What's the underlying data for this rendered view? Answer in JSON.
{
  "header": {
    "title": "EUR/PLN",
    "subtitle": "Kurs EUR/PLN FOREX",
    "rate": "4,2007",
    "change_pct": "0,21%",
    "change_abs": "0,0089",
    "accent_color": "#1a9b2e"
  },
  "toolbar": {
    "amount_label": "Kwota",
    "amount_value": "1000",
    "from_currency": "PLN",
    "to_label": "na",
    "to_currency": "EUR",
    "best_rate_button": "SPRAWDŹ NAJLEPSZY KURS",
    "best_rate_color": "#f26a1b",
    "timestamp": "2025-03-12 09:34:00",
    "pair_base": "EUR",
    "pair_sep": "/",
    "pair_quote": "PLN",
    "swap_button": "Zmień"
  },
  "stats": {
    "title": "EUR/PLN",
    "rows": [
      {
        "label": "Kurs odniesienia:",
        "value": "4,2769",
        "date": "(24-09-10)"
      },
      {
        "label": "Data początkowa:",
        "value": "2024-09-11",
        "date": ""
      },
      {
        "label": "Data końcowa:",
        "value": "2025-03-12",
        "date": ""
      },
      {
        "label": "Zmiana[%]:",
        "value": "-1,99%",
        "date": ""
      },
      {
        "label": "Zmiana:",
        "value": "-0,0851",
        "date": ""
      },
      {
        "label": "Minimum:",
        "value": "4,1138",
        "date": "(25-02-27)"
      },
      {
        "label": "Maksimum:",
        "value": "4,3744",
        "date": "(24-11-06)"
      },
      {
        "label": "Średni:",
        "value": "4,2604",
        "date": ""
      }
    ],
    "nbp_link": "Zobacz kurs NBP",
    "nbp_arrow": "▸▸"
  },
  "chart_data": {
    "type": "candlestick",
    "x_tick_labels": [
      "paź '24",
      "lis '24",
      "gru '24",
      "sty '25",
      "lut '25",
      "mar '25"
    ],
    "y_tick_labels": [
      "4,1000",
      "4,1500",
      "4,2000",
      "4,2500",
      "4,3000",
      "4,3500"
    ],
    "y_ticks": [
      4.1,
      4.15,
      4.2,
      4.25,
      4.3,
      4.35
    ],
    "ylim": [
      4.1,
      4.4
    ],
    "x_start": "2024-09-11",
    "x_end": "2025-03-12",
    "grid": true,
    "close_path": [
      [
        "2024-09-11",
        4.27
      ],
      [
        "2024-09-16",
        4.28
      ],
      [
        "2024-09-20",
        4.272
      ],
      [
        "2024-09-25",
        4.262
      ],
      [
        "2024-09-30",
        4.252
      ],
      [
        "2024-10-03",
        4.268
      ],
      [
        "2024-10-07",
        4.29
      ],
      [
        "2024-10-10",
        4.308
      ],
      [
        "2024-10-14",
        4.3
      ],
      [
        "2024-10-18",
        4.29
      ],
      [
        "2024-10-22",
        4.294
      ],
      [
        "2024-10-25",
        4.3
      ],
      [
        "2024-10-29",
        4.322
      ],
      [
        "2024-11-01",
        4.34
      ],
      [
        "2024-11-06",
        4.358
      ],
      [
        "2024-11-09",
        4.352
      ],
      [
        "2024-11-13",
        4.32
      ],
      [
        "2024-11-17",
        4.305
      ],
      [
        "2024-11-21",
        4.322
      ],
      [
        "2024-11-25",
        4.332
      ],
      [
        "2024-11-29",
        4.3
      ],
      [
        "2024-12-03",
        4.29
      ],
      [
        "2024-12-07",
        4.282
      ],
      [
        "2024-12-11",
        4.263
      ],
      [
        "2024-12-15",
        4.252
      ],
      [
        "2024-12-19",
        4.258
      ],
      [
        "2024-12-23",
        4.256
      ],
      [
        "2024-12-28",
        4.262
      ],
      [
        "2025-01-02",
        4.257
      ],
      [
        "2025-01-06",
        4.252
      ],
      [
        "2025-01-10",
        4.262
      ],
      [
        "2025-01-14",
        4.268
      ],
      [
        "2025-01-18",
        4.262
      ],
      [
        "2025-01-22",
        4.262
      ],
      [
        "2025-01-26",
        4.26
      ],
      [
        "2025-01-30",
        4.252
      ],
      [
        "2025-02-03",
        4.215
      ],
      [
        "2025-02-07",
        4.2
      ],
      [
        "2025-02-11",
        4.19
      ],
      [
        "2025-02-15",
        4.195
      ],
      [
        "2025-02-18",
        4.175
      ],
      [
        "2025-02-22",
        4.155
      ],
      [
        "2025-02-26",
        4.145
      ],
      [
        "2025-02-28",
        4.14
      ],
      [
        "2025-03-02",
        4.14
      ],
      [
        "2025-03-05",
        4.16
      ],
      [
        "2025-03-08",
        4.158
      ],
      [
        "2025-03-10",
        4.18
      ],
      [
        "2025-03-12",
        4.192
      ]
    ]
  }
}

────────────────────

Your task is to transcribe the material exactly.

RESULT OF THE EXERCISE:
What's the underlying data for this rendered view? Answer in JSON.
{
  "header": {
    "title": "EUR/PLN",
    "subtitle": "Kurs EUR/PLN FOREX",
    "rate": "4,2007",
    "change_pct": "0,21%",
    "change_abs": "0,0089",
    "accent_color": "#1a9b2e"
  },
  "toolbar": {
    "amount_label": "Kwota",
    "amount_value": "1000",
    "from_currency": "PLN",
    "to_label": "na",
    "to_currency": "EUR",
    "best_rate_button": "SPRAWDŹ NAJLEPSZY KURS",
    "best_rate_color": "#f26a1b",
    "timestamp": "2025-03-12 09:34:00",
    "pair_base": "EUR",
    "pair_sep": "/",
    "pair_quote": "PLN",
    "swap_button": "Zmień"
  },
  "stats": {
    "title": "EUR/PLN",
    "rows": [
      {
        "label": "Kurs odniesienia:",
        "value": "4,2769",
        "date": "(24-09-10)"
      },
      {
        "label": "Data początkowa:",
        "value": "2024-09-11",
        "date": ""
      },
      {
        "label": "Data końcowa:",
        "value": "2025-03-12",
        "date": ""
      },
      {
        "label": "Zmiana[%]:",
        "value": "-1,99%",
        "date": ""
      },
      {
        "label": "Zmiana:",
        "value": "-0,0851",
        "date": ""
      },
      {
        "label": "Minimum:",
        "value": "4,1138",
        "date": "(25-02-27)"
      },
      {
        "label": "Maksimum:",
        "value": "4,3744",
        "date": "(24-11-06)"
      },
      {
        "label": "Średni:",
        "value": "4,2604",
        "date": ""
      }
    ],
    "nbp_link": "Zobacz kurs NBP",
    "nbp_arrow": "▸▸"
  },
  "chart_data": {
    "type": "candlestick",
    "x_tick_labels": [
      "paź '24",
      "lis '24",
      "gru '24",
      "sty '25",
      "lut '25",
      "mar '25"
    ],
    "y_tick_labels": [
      "4,1000",
      "4,1500",
      "4,2000",
      "4,2500",
      "4,3000",
      "4,3500"
    ],
    "y_ticks": [
      4.1,
      4.15,
      4.2,
      4.25,
      4.3,
      4.35
    ],
    "ylim": [
      4.1,
      4.4
    ],
    "x_start": "2024-09-11",
    "x_end": "2025-03-12",
    "grid": true,
    "close_path": [
      [
        "2024-09-11",
        4.27
      ],
      [
        "2024-09-16",
        4.28
      ],
      [
        "2024-09-20",
        4.272
      ],
      [
        "2024-09-25",
        4.262
      ],
      [
        "2024-09-30",
        4.252
      ],
      [
        "2024-10-03",
        4.268
      ],
      [
        "2024-10-07",
        4.29
      ],
      [
        "2024-10-10",
        4.308
      ],
      [
        "2024-10-14",
        4.3
      ],
      [
        "2024-10-18",
        4.29
      ],
      [
        "2024-10-22",
        4.294
      ],
      [
        "2024-10-25",
        4.3
      ],
      [
        "2024-10-29",
        4.322
      ],
      [
        "2024-11-01",
        4.34
      ],
      [
        "2024-11-06",
        4.358
      ],
      [
        "2024-11-09",
        4.352
      ],
      [
        "2024-11-13",
        4.32
      ],
      [
        "2024-11-17",
        4.305
      ],
      [
        "2024-11-21",
        4.322
      ],
      [
        "2024-11-25",
        4.332
      ],
      [
        "2024-11-29",
        4.3
      ],
      [
        "2024-12-03",
        4.29
      ],
      [
        "2024-12-07",
        4.282
      ],
      [
        "2024-12-11",
        4.263
      ],
      [
        "2024-12-15",
        4.252
      ],
      [
        "2024-12-19",
        4.258
      ],
      [
        "2024-12-23",
        4.256
      ],
      [
        "2024-12-28",
        4.262
      ],
      [
        "2025-01-02",
        4.257
      ],
      [
        "2025-01-06",
        4.252
      ],
      [
        "2025-01-10",
        4.262
      ],
      [
        "2025-01-14",
        4.268
      ],
      [
        "2025-01-18",
        4.262
      ],
      [
        "2025-01-22",
        4.262
      ],
      [
        "2025-01-26",
        4.26
      ],
      [
        "2025-01-30",
        4.252
      ],
      [
        "2025-02-03",
        4.215
      ],
      [
        "2025-02-07",
        4.2
      ],
      [
        "2025-02-11",
        4.19
      ],
      [
        "2025-02-15",
        4.195
      ],
      [
        "2025-02-18",
        4.175
      ],
      [
        "2025-02-22",
        4.155
      ],
      [
        "2025-02-26",
        4.145
      ],
      [
        "2025-02-28",
        4.14
      ],
      [
        "2025-03-02",
        4.14
      ],
      [
        "2025-03-05",
        4.16
      ],
      [
        "2025-03-08",
        4.158
      ],
      [
        "2025-03-10",
        4.18
      ],
      [
        "2025-03-12",
        4.192
      ]
    ]
  }
}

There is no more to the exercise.